Directions for this task ->
In the entries below, find the lines with the word "loved" and copy them.

— START Source data —

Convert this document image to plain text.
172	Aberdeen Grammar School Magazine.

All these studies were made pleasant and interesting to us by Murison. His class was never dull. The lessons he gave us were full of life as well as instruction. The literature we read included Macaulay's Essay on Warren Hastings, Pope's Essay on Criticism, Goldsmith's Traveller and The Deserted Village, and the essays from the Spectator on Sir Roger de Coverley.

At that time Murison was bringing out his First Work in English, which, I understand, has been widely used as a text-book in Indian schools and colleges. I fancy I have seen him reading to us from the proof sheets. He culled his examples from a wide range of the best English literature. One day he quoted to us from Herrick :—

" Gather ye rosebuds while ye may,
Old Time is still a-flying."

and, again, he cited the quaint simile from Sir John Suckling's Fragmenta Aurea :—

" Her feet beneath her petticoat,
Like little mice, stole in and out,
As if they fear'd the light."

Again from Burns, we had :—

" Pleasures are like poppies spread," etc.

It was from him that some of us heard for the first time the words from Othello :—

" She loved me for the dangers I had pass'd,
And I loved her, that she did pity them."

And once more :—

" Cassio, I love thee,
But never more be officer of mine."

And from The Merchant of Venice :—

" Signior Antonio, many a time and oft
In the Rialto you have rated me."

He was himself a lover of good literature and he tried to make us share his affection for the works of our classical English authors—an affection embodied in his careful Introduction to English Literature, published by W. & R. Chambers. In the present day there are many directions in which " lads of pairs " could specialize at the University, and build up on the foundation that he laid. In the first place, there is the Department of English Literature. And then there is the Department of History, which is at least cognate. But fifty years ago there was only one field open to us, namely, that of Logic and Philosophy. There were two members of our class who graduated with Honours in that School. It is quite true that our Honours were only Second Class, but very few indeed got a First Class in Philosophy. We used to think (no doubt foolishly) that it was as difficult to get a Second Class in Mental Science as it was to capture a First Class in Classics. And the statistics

— END Source data —

Reply to the task ->
" She loved me for the dangers I had pass'd,
And I loved her, that she did pity them."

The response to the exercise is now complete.